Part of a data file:
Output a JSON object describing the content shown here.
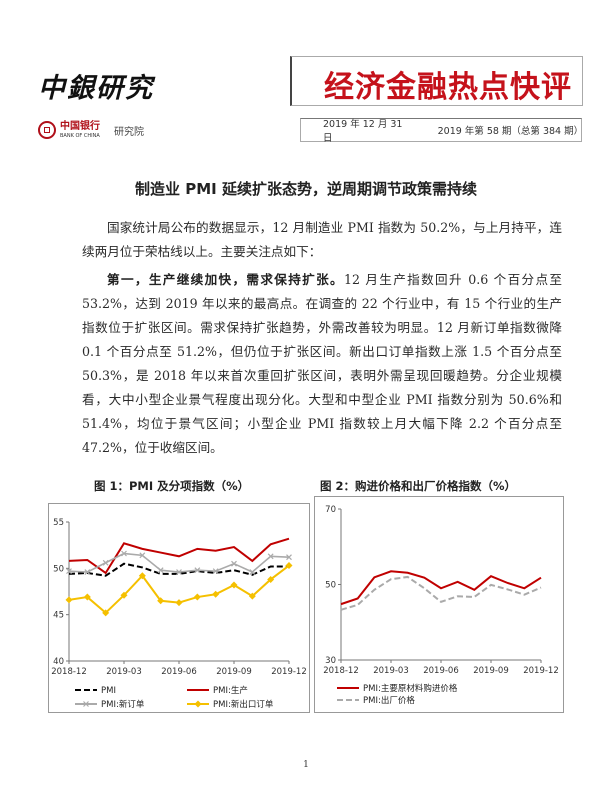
{
  "header": {
    "brand": "中銀研究",
    "bank_name_cn": "中国银行",
    "bank_name_en": "BANK OF CHINA",
    "institute": "研究院",
    "series_title": "经济金融热点快评",
    "date": "2019 年 12 月 31 日",
    "issue": "2019 年第 58 期（总第 384 期）"
  },
  "headline": "制造业 PMI 延续扩张态势，逆周期调节政策需持续",
  "body": {
    "p1": "国家统计局公布的数据显示，12 月制造业 PMI 指数为 50.2%，与上月持平，连续两月位于荣枯线以上。主要关注点如下：",
    "p2_bold": "第一，生产继续加快，需求保持扩张。",
    "p2_rest": "12 月生产指数回升 0.6 个百分点至 53.2%，达到 2019 年以来的最高点。在调查的 22 个行业中，有 15 个行业的生产指数位于扩张区间。需求保持扩张趋势，外需改善较为明显。12 月新订单指数微降 0.1 个百分点至 51.2%，但仍位于扩张区间。新出口订单指数上涨 1.5 个百分点至 50.3%，是 2018 年以来首次重回扩张区间，表明外需呈现回暖趋势。分企业规模看，大中小型企业景气程度出现分化。大型和中型企业 PMI 指数分别为 50.6%和 51.4%，均位于景气区间；小型企业 PMI 指数较上月大幅下降 2.2 个百分点至 47.2%，位于收缩区间。"
  },
  "page_number": "1",
  "chart_data": [
    {
      "type": "line",
      "title": "图 1：PMI 及分项指数（%）",
      "x": [
        "2018-12",
        "2019-01",
        "2019-02",
        "2019-03",
        "2019-04",
        "2019-05",
        "2019-06",
        "2019-07",
        "2019-08",
        "2019-09",
        "2019-10",
        "2019-11",
        "2019-12"
      ],
      "x_tick_labels": [
        "2018-12",
        "2019-03",
        "2019-06",
        "2019-09",
        "2019-12"
      ],
      "ylim": [
        40,
        55
      ],
      "y_ticks": [
        40,
        45,
        50,
        55
      ],
      "grid": false,
      "legend_placement": "bottom",
      "series": [
        {
          "name": "PMI",
          "color": "#000000",
          "style": "dashed",
          "values": [
            49.4,
            49.5,
            49.2,
            50.5,
            50.1,
            49.4,
            49.4,
            49.7,
            49.5,
            49.8,
            49.3,
            50.2,
            50.2
          ]
        },
        {
          "name": "PMI:生产",
          "color": "#c00000",
          "style": "solid",
          "values": [
            50.8,
            50.9,
            49.5,
            52.7,
            52.1,
            51.7,
            51.3,
            52.1,
            51.9,
            52.3,
            50.8,
            52.6,
            53.2
          ]
        },
        {
          "name": "PMI:新订单",
          "color": "#aaaaaa",
          "style": "solid-x",
          "values": [
            49.7,
            49.6,
            50.6,
            51.6,
            51.4,
            49.8,
            49.6,
            49.8,
            49.7,
            50.5,
            49.6,
            51.3,
            51.2
          ]
        },
        {
          "name": "PMI:新出口订单",
          "color": "#f5c000",
          "style": "solid-diamond",
          "values": [
            46.6,
            46.9,
            45.2,
            47.1,
            49.2,
            46.5,
            46.3,
            46.9,
            47.2,
            48.2,
            47.0,
            48.8,
            50.3
          ]
        }
      ]
    },
    {
      "type": "line",
      "title": "图 2：购进价格和出厂价格指数（%）",
      "x": [
        "2018-12",
        "2019-01",
        "2019-02",
        "2019-03",
        "2019-04",
        "2019-05",
        "2019-06",
        "2019-07",
        "2019-08",
        "2019-09",
        "2019-10",
        "2019-11",
        "2019-12"
      ],
      "x_tick_labels": [
        "2018-12",
        "2019-03",
        "2019-06",
        "2019-09",
        "2019-12"
      ],
      "ylim": [
        30,
        70
      ],
      "y_ticks": [
        30,
        50,
        70
      ],
      "grid": false,
      "legend_placement": "bottom",
      "series": [
        {
          "name": "PMI:主要原材料购进价格",
          "color": "#c00000",
          "style": "solid",
          "values": [
            44.8,
            46.3,
            51.9,
            53.5,
            53.1,
            51.8,
            49.0,
            50.7,
            48.6,
            52.2,
            50.4,
            49.0,
            51.8
          ]
        },
        {
          "name": "PMI:出厂价格",
          "color": "#aaaaaa",
          "style": "dashed",
          "values": [
            43.3,
            44.6,
            48.6,
            51.4,
            52.0,
            49.0,
            45.4,
            46.9,
            46.7,
            49.9,
            48.7,
            47.3,
            49.2
          ]
        }
      ]
    }
  ]
}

• _What to produce_:
Except for the pictures, copy every line of the records above exactly.

• _Result_:
Output a JSON object describing the content shown here.
{
  "header": {
    "brand": "中銀研究",
    "bank_name_cn": "中国银行",
    "bank_name_en": "BANK OF CHINA",
    "institute": "研究院",
    "series_title": "经济金融热点快评",
    "date": "2019 年 12 月 31 日",
    "issue": "2019 年第 58 期（总第 384 期）"
  },
  "headline": "制造业 PMI 延续扩张态势，逆周期调节政策需持续",
  "body": {
    "p1": "国家统计局公布的数据显示，12 月制造业 PMI 指数为 50.2%，与上月持平，连续两月位于荣枯线以上。主要关注点如下：",
    "p2_bold": "第一，生产继续加快，需求保持扩张。",
    "p2_rest": "12 月生产指数回升 0.6 个百分点至 53.2%，达到 2019 年以来的最高点。在调查的 22 个行业中，有 15 个行业的生产指数位于扩张区间。需求保持扩张趋势，外需改善较为明显。12 月新订单指数微降 0.1 个百分点至 51.2%，但仍位于扩张区间。新出口订单指数上涨 1.5 个百分点至 50.3%，是 2018 年以来首次重回扩张区间，表明外需呈现回暖趋势。分企业规模看，大中小型企业景气程度出现分化。大型和中型企业 PMI 指数分别为 50.6%和 51.4%，均位于景气区间；小型企业 PMI 指数较上月大幅下降 2.2 个百分点至 47.2%，位于收缩区间。"
  },
  "page_number": "1",
  "chart_data": [
    {
      "type": "line",
      "title": "图 1：PMI 及分项指数（%）",
      "x": [
        "2018-12",
        "2019-01",
        "2019-02",
        "2019-03",
        "2019-04",
        "2019-05",
        "2019-06",
        "2019-07",
        "2019-08",
        "2019-09",
        "2019-10",
        "2019-11",
        "2019-12"
      ],
      "x_tick_labels": [
        "2018-12",
        "2019-03",
        "2019-06",
        "2019-09",
        "2019-12"
      ],
      "ylim": [
        40,
        55
      ],
      "y_ticks": [
        40,
        45,
        50,
        55
      ],
      "grid": false,
      "legend_placement": "bottom",
      "series": [
        {
          "name": "PMI",
          "color": "#000000",
          "style": "dashed",
          "values": [
            49.4,
            49.5,
            49.2,
            50.5,
            50.1,
            49.4,
            49.4,
            49.7,
            49.5,
            49.8,
            49.3,
            50.2,
            50.2
          ]
        },
        {
          "name": "PMI:生产",
          "color": "#c00000",
          "style": "solid",
          "values": [
            50.8,
            50.9,
            49.5,
            52.7,
            52.1,
            51.7,
            51.3,
            52.1,
            51.9,
            52.3,
            50.8,
            52.6,
            53.2
          ]
        },
        {
          "name": "PMI:新订单",
          "color": "#aaaaaa",
          "style": "solid-x",
          "values": [
            49.7,
            49.6,
            50.6,
            51.6,
            51.4,
            49.8,
            49.6,
            49.8,
            49.7,
            50.5,
            49.6,
            51.3,
            51.2
          ]
        },
        {
          "name": "PMI:新出口订单",
          "color": "#f5c000",
          "style": "solid-diamond",
          "values": [
            46.6,
            46.9,
            45.2,
            47.1,
            49.2,
            46.5,
            46.3,
            46.9,
            47.2,
            48.2,
            47.0,
            48.8,
            50.3
          ]
        }
      ]
    },
    {
      "type": "line",
      "title": "图 2：购进价格和出厂价格指数（%）",
      "x": [
        "2018-12",
        "2019-01",
        "2019-02",
        "2019-03",
        "2019-04",
        "2019-05",
        "2019-06",
        "2019-07",
        "2019-08",
        "2019-09",
        "2019-10",
        "2019-11",
        "2019-12"
      ],
      "x_tick_labels": [
        "2018-12",
        "2019-03",
        "2019-06",
        "2019-09",
        "2019-12"
      ],
      "ylim": [
        30,
        70
      ],
      "y_ticks": [
        30,
        50,
        70
      ],
      "grid": false,
      "legend_placement": "bottom",
      "series": [
        {
          "name": "PMI:主要原材料购进价格",
          "color": "#c00000",
          "style": "solid",
          "values": [
            44.8,
            46.3,
            51.9,
            53.5,
            53.1,
            51.8,
            49.0,
            50.7,
            48.6,
            52.2,
            50.4,
            49.0,
            51.8
          ]
        },
        {
          "name": "PMI:出厂价格",
          "color": "#aaaaaa",
          "style": "dashed",
          "values": [
            43.3,
            44.6,
            48.6,
            51.4,
            52.0,
            49.0,
            45.4,
            46.9,
            46.7,
            49.9,
            48.7,
            47.3,
            49.2
          ]
        }
      ]
    }
  ]
}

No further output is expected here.